Task objective:
Wherever the string "type" appears, copy the whole line.
## Begin Extracted information
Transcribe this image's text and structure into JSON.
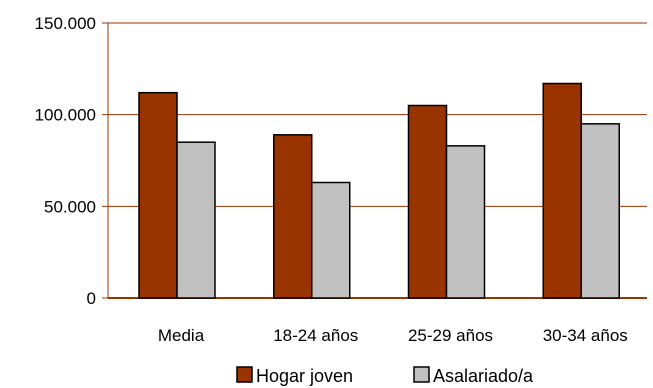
{
  "chart_data": {
    "type": "bar",
    "title": "",
    "xlabel": "",
    "ylabel": "",
    "categories": [
      "Media",
      "18-24 años",
      "25-29 años",
      "30-34 años"
    ],
    "series": [
      {
        "name": "Hogar joven",
        "values": [
          112000,
          89000,
          105000,
          117000
        ],
        "color": "#993300"
      },
      {
        "name": "Asalariado/a",
        "values": [
          85000,
          63000,
          83000,
          95000
        ],
        "color": "#c0c0c0"
      }
    ],
    "ylim": [
      0,
      150000
    ],
    "yticks": [
      0,
      50000,
      100000,
      150000
    ],
    "ytick_labels": [
      "0",
      "50.000",
      "100.000",
      "150.000"
    ],
    "grid": true,
    "gridline_color": "#993300",
    "legend_position": "bottom"
  }
}
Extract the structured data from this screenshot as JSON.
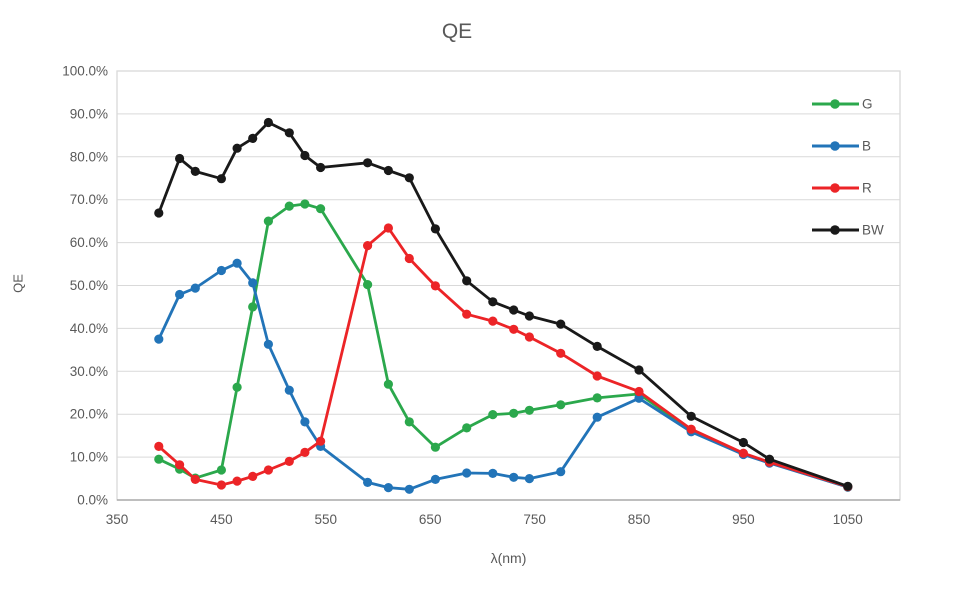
{
  "chart_data": {
    "type": "line",
    "title": "QE",
    "xlabel": "λ(nm)",
    "ylabel": "QE",
    "xlim": [
      350,
      1100
    ],
    "ylim": [
      0,
      100
    ],
    "grid": "horizontal",
    "legend_position": "top-right",
    "x_tick_labels": [
      "350",
      "450",
      "550",
      "650",
      "750",
      "850",
      "950",
      "1050"
    ],
    "x_tick_values": [
      350,
      450,
      550,
      650,
      750,
      850,
      950,
      1050
    ],
    "y_tick_labels": [
      "0.0%",
      "10.0%",
      "20.0%",
      "30.0%",
      "40.0%",
      "50.0%",
      "60.0%",
      "70.0%",
      "80.0%",
      "90.0%",
      "100.0%"
    ],
    "y_tick_values": [
      0,
      10,
      20,
      30,
      40,
      50,
      60,
      70,
      80,
      90,
      100
    ],
    "x": [
      390,
      410,
      425,
      450,
      465,
      480,
      495,
      515,
      530,
      545,
      590,
      610,
      630,
      655,
      685,
      710,
      730,
      745,
      775,
      810,
      850,
      900,
      950,
      975,
      1050
    ],
    "series": [
      {
        "name": "G",
        "color": "#2BA84C",
        "values": [
          9.5,
          7.2,
          5.1,
          7.0,
          26.3,
          45.0,
          65.0,
          68.5,
          69.0,
          67.9,
          50.2,
          27.0,
          18.2,
          12.3,
          16.8,
          19.9,
          20.2,
          20.9,
          22.2,
          23.8,
          24.7,
          16.2,
          10.7,
          8.7,
          3.0
        ]
      },
      {
        "name": "B",
        "color": "#2274B8",
        "values": [
          37.5,
          47.9,
          49.4,
          53.5,
          55.2,
          50.6,
          36.3,
          25.6,
          18.2,
          12.5,
          4.1,
          2.9,
          2.5,
          4.8,
          6.3,
          6.2,
          5.3,
          5.0,
          6.6,
          19.3,
          23.7,
          15.9,
          10.6,
          8.6,
          3.0
        ]
      },
      {
        "name": "R",
        "color": "#EC2427",
        "values": [
          12.5,
          8.2,
          4.8,
          3.5,
          4.4,
          5.5,
          7.0,
          9.0,
          11.1,
          13.7,
          59.3,
          63.4,
          56.3,
          49.9,
          43.3,
          41.7,
          39.8,
          38.0,
          34.2,
          28.9,
          25.3,
          16.5,
          10.9,
          8.8,
          3.1
        ]
      },
      {
        "name": "BW",
        "color": "#191919",
        "values": [
          66.9,
          79.6,
          76.6,
          74.9,
          82.0,
          84.3,
          88.0,
          85.6,
          80.3,
          77.5,
          78.6,
          76.8,
          75.1,
          63.2,
          51.1,
          46.2,
          44.3,
          42.9,
          41.0,
          35.8,
          30.3,
          19.5,
          13.4,
          9.5,
          3.2
        ]
      }
    ],
    "style_colors": {
      "tick_text": "#595959",
      "title_text": "#595959",
      "gridline": "#D9D9D9",
      "plot_border": "#D9D9D9",
      "axis_line": "#9E9E9E"
    }
  }
}
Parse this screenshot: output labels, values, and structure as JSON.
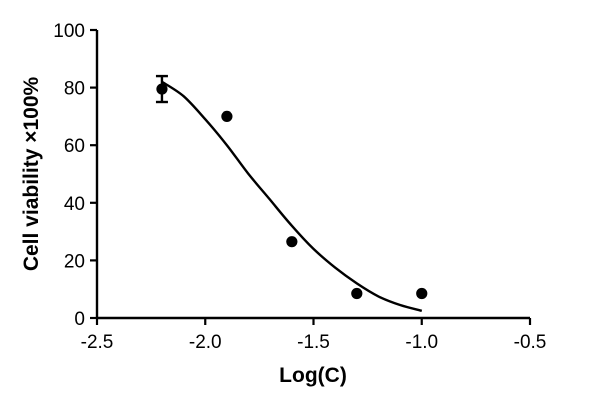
{
  "chart_data": {
    "type": "scatter",
    "title": "",
    "xlabel": "Log(C)",
    "ylabel": "Cell viability  ×100%",
    "xlim": [
      -2.5,
      -0.5
    ],
    "ylim": [
      0,
      100
    ],
    "x_ticks": [
      -2.5,
      -2.0,
      -1.5,
      -1.0,
      -0.5
    ],
    "x_tick_labels": [
      "-2.5",
      "-2.0",
      "-1.5",
      "-1.0",
      "-0.5"
    ],
    "y_ticks": [
      0,
      20,
      40,
      60,
      80,
      100
    ],
    "y_tick_labels": [
      "0",
      "20",
      "40",
      "60",
      "80",
      "100"
    ],
    "grid": false,
    "legend": false,
    "points": [
      {
        "x": -2.2,
        "y": 79.5,
        "err": 4.5
      },
      {
        "x": -1.9,
        "y": 70
      },
      {
        "x": -1.6,
        "y": 26.5
      },
      {
        "x": -1.3,
        "y": 8.5
      },
      {
        "x": -1.0,
        "y": 8.5
      }
    ],
    "fit_curve": {
      "type": "sigmoid",
      "x_range": [
        -2.2,
        -1.0
      ],
      "points": [
        [
          -2.2,
          82
        ],
        [
          -2.1,
          77
        ],
        [
          -2.0,
          69
        ],
        [
          -1.9,
          60
        ],
        [
          -1.8,
          50
        ],
        [
          -1.7,
          41
        ],
        [
          -1.6,
          32
        ],
        [
          -1.5,
          24
        ],
        [
          -1.4,
          17.5
        ],
        [
          -1.3,
          12
        ],
        [
          -1.2,
          7.5
        ],
        [
          -1.1,
          4.5
        ],
        [
          -1.0,
          2.5
        ]
      ]
    }
  }
}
## End Extracted information
Task answer:
    "type": "bar",
    "type": "line",
    "type": "scatter",
      "type": "sigmoid",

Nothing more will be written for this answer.